Omit images. Retype all entries verbatim.

--- Begin Data listing ---

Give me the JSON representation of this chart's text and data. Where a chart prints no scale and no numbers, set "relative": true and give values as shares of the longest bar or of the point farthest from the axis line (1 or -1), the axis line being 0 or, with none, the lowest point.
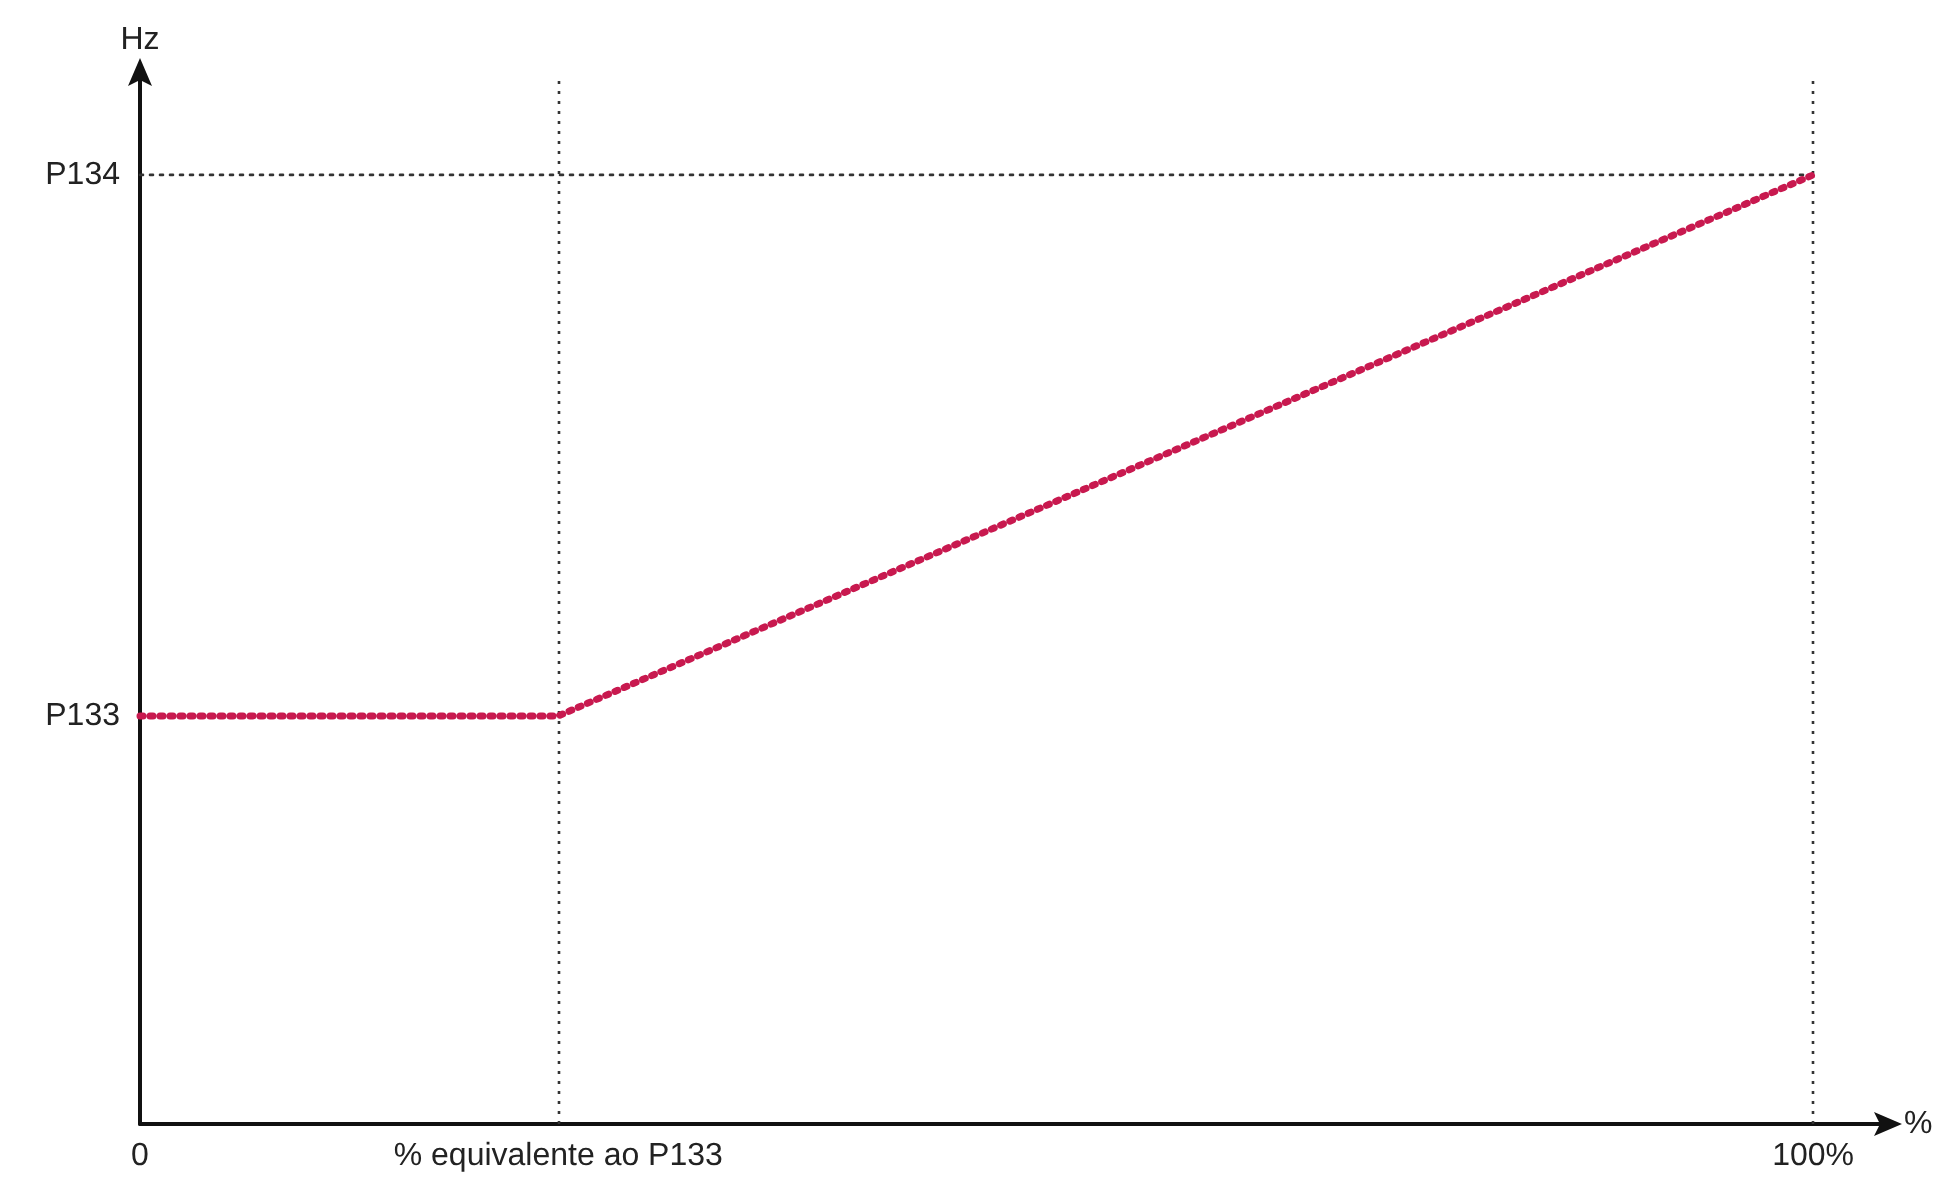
{
  "chart_data": {
    "type": "line",
    "xlabel": "%",
    "ylabel": "Hz",
    "x": [
      0,
      25,
      100
    ],
    "series": [
      {
        "color": "#c8194f",
        "values": [
          0.43,
          0.43,
          1
        ]
      },
      {
        "name": "P134",
        "color": "#333333",
        "x": [
          0,
          100
        ],
        "values": [
          1,
          1
        ]
      }
    ],
    "xlim": [
      0,
      104
    ],
    "xticks": [
      0,
      {
        "value": 25,
        "label": "% equivalente ao P133"
      },
      {
        "value": 100,
        "label": "100%"
      }
    ],
    "relative": true,
    "annotations": [
      {
        "text": "P133",
        "x": 0,
        "y": 0.43
      }
    ],
    "ref_lines": [
      {
        "axis": "x",
        "value": 25,
        "color": "#333333",
        "line_style": "dotted"
      },
      {
        "axis": "x",
        "value": 100,
        "color": "#333333",
        "line_style": "dotted"
      }
    ],
    "marker": "none",
    "line_style": "dotted",
    "grid": false,
    "legend": false
  }
}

--- End Data listing ---

[Solution to this task]
Give me the JSON representation of this chart's text and data. Where a chart prints no scale and no numbers, set "relative": true and give values as shares of the longest bar or of the point farthest from the axis line (1 or -1), the axis line being 0 or, with none, the lowest point.
{
  "chart_data": {
    "type": "line",
    "xlabel": "%",
    "ylabel": "Hz",
    "x": [
      0,
      25,
      100
    ],
    "series": [
      {
        "color": "#c8194f",
        "values": [
          0.43,
          0.43,
          1
        ]
      },
      {
        "name": "P134",
        "color": "#333333",
        "x": [
          0,
          100
        ],
        "values": [
          1,
          1
        ]
      }
    ],
    "xlim": [
      0,
      104
    ],
    "xticks": [
      0,
      {
        "value": 25,
        "label": "% equivalente ao P133"
      },
      {
        "value": 100,
        "label": "100%"
      }
    ],
    "relative": true,
    "annotations": [
      {
        "text": "P133",
        "x": 0,
        "y": 0.43
      }
    ],
    "ref_lines": [
      {
        "axis": "x",
        "value": 25,
        "color": "#333333",
        "line_style": "dotted"
      },
      {
        "axis": "x",
        "value": 100,
        "color": "#333333",
        "line_style": "dotted"
      }
    ],
    "marker": "none",
    "line_style": "dotted",
    "grid": false,
    "legend": false
  }
}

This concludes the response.